━━━━━ DATA FOR THIS TASK

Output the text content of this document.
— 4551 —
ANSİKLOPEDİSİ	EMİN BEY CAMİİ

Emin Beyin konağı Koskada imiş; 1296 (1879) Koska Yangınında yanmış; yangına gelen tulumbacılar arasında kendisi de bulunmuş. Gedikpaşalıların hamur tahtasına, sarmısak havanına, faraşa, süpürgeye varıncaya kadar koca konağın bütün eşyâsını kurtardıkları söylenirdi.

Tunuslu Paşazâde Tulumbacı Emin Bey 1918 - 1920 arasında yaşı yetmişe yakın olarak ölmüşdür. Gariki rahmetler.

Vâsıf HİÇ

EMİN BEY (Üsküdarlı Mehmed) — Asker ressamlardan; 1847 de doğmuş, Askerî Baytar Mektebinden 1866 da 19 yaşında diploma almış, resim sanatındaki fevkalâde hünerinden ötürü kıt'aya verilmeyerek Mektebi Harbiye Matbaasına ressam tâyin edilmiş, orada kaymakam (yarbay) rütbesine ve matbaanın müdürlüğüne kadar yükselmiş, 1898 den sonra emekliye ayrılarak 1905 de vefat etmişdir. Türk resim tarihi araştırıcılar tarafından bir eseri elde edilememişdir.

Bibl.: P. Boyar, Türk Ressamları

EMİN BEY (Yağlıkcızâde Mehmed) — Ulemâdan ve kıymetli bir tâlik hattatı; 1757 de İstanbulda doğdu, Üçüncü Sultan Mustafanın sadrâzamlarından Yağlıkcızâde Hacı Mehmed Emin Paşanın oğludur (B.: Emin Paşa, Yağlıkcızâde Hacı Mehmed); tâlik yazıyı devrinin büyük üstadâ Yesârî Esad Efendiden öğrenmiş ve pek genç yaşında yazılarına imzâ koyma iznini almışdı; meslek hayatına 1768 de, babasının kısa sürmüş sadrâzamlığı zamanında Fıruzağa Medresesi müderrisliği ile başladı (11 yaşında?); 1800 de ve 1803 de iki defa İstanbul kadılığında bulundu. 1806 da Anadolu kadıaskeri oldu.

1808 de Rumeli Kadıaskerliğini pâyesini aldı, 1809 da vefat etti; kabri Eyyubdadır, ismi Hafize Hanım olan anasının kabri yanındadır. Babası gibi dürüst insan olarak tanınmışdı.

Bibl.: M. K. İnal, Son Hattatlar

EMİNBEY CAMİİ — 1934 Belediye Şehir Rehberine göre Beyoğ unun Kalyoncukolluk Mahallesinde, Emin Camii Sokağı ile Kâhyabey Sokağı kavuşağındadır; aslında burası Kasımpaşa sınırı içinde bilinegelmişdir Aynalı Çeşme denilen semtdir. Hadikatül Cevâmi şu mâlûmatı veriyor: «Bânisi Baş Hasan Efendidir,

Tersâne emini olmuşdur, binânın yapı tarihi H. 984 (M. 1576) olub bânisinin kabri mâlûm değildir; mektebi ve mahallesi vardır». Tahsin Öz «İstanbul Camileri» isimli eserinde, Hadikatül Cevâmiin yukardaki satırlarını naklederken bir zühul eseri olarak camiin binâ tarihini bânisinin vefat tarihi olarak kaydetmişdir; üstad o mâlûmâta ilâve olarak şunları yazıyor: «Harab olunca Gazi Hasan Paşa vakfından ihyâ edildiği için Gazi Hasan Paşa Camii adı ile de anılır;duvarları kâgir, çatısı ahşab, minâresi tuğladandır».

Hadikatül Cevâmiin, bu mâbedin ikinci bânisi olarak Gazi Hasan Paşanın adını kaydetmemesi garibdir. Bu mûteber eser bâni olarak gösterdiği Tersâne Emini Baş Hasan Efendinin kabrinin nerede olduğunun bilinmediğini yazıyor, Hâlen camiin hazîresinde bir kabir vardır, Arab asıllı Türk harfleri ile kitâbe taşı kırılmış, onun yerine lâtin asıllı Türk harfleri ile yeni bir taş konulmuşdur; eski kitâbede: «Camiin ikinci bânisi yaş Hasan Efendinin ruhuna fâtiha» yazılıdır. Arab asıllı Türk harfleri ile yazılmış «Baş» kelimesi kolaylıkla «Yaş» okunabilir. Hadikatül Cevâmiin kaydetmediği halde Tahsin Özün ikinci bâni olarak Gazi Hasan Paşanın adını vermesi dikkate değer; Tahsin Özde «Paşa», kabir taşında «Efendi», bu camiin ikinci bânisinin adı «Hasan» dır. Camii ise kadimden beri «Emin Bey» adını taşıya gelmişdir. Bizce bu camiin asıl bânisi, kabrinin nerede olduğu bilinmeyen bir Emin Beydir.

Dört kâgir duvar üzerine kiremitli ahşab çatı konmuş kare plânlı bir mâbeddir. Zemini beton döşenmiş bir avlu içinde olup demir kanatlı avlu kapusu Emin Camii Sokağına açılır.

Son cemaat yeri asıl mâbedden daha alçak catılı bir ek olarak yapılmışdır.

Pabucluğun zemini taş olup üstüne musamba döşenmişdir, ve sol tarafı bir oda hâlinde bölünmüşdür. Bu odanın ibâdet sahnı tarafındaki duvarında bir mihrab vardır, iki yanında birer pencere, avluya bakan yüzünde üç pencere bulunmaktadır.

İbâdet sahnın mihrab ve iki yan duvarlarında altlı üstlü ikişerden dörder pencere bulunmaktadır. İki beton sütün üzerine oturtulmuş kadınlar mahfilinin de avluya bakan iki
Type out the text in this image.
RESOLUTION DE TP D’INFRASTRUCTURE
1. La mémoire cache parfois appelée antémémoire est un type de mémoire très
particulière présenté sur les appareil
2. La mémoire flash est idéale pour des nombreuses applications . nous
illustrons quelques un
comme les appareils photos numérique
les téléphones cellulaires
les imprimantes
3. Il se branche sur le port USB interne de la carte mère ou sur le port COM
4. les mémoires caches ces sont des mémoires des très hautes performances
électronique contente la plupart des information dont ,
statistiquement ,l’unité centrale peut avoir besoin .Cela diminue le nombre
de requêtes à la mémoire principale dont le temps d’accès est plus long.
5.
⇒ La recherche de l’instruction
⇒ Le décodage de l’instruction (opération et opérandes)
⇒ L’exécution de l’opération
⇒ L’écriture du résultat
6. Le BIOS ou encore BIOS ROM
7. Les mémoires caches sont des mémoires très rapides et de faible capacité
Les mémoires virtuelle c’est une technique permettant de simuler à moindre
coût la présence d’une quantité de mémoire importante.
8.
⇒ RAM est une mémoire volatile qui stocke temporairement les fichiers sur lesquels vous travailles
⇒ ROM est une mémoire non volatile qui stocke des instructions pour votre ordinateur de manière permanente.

━━━━━━━━━━

#### PROBLEM TO WORK ON:
Repeat all of the entries exactly.

#### TASK OUTPUT:
Output the text content of this document.
— 4551 —
ANSİKLOPEDİSİ	EMİN BEY CAMİİ

Emin Beyin konağı Koskada imiş; 1296 (1879) Koska Yangınında yanmış; yangına gelen tulumbacılar arasında kendisi de bulunmuş. Gedikpaşalıların hamur tahtasına, sarmısak havanına, faraşa, süpürgeye varıncaya kadar koca konağın bütün eşyâsını kurtardıkları söylenirdi.

Tunuslu Paşazâde Tulumbacı Emin Bey 1918 - 1920 arasında yaşı yetmişe yakın olarak ölmüşdür. Gariki rahmetler.

Vâsıf HİÇ

EMİN BEY (Üsküdarlı Mehmed) — Asker ressamlardan; 1847 de doğmuş, Askerî Baytar Mektebinden 1866 da 19 yaşında diploma almış, resim sanatındaki fevkalâde hünerinden ötürü kıt'aya verilmeyerek Mektebi Harbiye Matbaasına ressam tâyin edilmiş, orada kaymakam (yarbay) rütbesine ve matbaanın müdürlüğüne kadar yükselmiş, 1898 den sonra emekliye ayrılarak 1905 de vefat etmişdir. Türk resim tarihi araştırıcılar tarafından bir eseri elde edilememişdir.

Bibl.: P. Boyar, Türk Ressamları

EMİN BEY (Yağlıkcızâde Mehmed) — Ulemâdan ve kıymetli bir tâlik hattatı; 1757 de İstanbulda doğdu, Üçüncü Sultan Mustafanın sadrâzamlarından Yağlıkcızâde Hacı Mehmed Emin Paşanın oğludur (B.: Emin Paşa, Yağlıkcızâde Hacı Mehmed); tâlik yazıyı devrinin büyük üstadâ Yesârî Esad Efendiden öğrenmiş ve pek genç yaşında yazılarına imzâ koyma iznini almışdı; meslek hayatına 1768 de, babasının kısa sürmüş sadrâzamlığı zamanında Fıruzağa Medresesi müderrisliği ile başladı (11 yaşında?); 1800 de ve 1803 de iki defa İstanbul kadılığında bulundu. 1806 da Anadolu kadıaskeri oldu.

1808 de Rumeli Kadıaskerliğini pâyesini aldı, 1809 da vefat etti; kabri Eyyubdadır, ismi Hafize Hanım olan anasının kabri yanındadır. Babası gibi dürüst insan olarak tanınmışdı.

Bibl.: M. K. İnal, Son Hattatlar

EMİNBEY CAMİİ — 1934 Belediye Şehir Rehberine göre Beyoğ unun Kalyoncukolluk Mahallesinde, Emin Camii Sokağı ile Kâhyabey Sokağı kavuşağındadır; aslında burası Kasımpaşa sınırı içinde bilinegelmişdir Aynalı Çeşme denilen semtdir. Hadikatül Cevâmi şu mâlûmatı veriyor: «Bânisi Baş Hasan Efendidir,

Tersâne emini olmuşdur, binânın yapı tarihi H. 984 (M. 1576) olub bânisinin kabri mâlûm değildir; mektebi ve mahallesi vardır». Tahsin Öz «İstanbul Camileri» isimli eserinde, Hadikatül Cevâmiin yukardaki satırlarını naklederken bir zühul eseri olarak camiin binâ tarihini bânisinin vefat tarihi olarak kaydetmişdir; üstad o mâlûmâta ilâve olarak şunları yazıyor: «Harab olunca Gazi Hasan Paşa vakfından ihyâ edildiği için Gazi Hasan Paşa Camii adı ile de anılır;duvarları kâgir, çatısı ahşab, minâresi tuğladandır».

Hadikatül Cevâmiin, bu mâbedin ikinci bânisi olarak Gazi Hasan Paşanın adını kaydetmemesi garibdir. Bu mûteber eser bâni olarak gösterdiği Tersâne Emini Baş Hasan Efendinin kabrinin nerede olduğunun bilinmediğini yazıyor, Hâlen camiin hazîresinde bir kabir vardır, Arab asıllı Türk harfleri ile kitâbe taşı kırılmış, onun yerine lâtin asıllı Türk harfleri ile yeni bir taş konulmuşdur; eski kitâbede: «Camiin ikinci bânisi yaş Hasan Efendinin ruhuna fâtiha» yazılıdır. Arab asıllı Türk harfleri ile yazılmış «Baş» kelimesi kolaylıkla «Yaş» okunabilir. Hadikatül Cevâmiin kaydetmediği halde Tahsin Özün ikinci bâni olarak Gazi Hasan Paşanın adını vermesi dikkate değer; Tahsin Özde «Paşa», kabir taşında «Efendi», bu camiin ikinci bânisinin adı «Hasan» dır. Camii ise kadimden beri «Emin Bey» adını taşıya gelmişdir. Bizce bu camiin asıl bânisi, kabrinin nerede olduğu bilinmeyen bir Emin Beydir.

Dört kâgir duvar üzerine kiremitli ahşab çatı konmuş kare plânlı bir mâbeddir. Zemini beton döşenmiş bir avlu içinde olup demir kanatlı avlu kapusu Emin Camii Sokağına açılır.

Son cemaat yeri asıl mâbedden daha alçak catılı bir ek olarak yapılmışdır.

Pabucluğun zemini taş olup üstüne musamba döşenmişdir, ve sol tarafı bir oda hâlinde bölünmüşdür. Bu odanın ibâdet sahnı tarafındaki duvarında bir mihrab vardır, iki yanında birer pencere, avluya bakan yüzünde üç pencere bulunmaktadır.

İbâdet sahnın mihrab ve iki yan duvarlarında altlı üstlü ikişerden dörder pencere bulunmaktadır. İki beton sütün üzerine oturtulmuş kadınlar mahfilinin de avluya bakan iki
Type out the text in this image.
RESOLUTION DE TP D’INFRASTRUCTURE
1. La mémoire cache parfois appelée antémémoire est un type de mémoire très
particulière présenté sur les appareil
2. La mémoire flash est idéale pour des nombreuses applications . nous
illustrons quelques un
comme les appareils photos numérique
les téléphones cellulaires
les imprimantes
3. Il se branche sur le port USB interne de la carte mère ou sur le port COM
4. les mémoires caches ces sont des mémoires des très hautes performances
électronique contente la plupart des information dont ,
statistiquement ,l’unité centrale peut avoir besoin .Cela diminue le nombre
de requêtes à la mémoire principale dont le temps d’accès est plus long.
5.
⇒ La recherche de l’instruction
⇒ Le décodage de l’instruction (opération et opérandes)
⇒ L’exécution de l’opération
⇒ L’écriture du résultat
6. Le BIOS ou encore BIOS ROM
7. Les mémoires caches sont des mémoires très rapides et de faible capacité
Les mémoires virtuelle c’est une technique permettant de simuler à moindre
coût la présence d’une quantité de mémoire importante.
8.
⇒ RAM est une mémoire volatile qui stocke temporairement les fichiers sur lesquels vous travailles
⇒ ROM est une mémoire non volatile qui stocke des instructions pour votre ordinateur de manière permanente.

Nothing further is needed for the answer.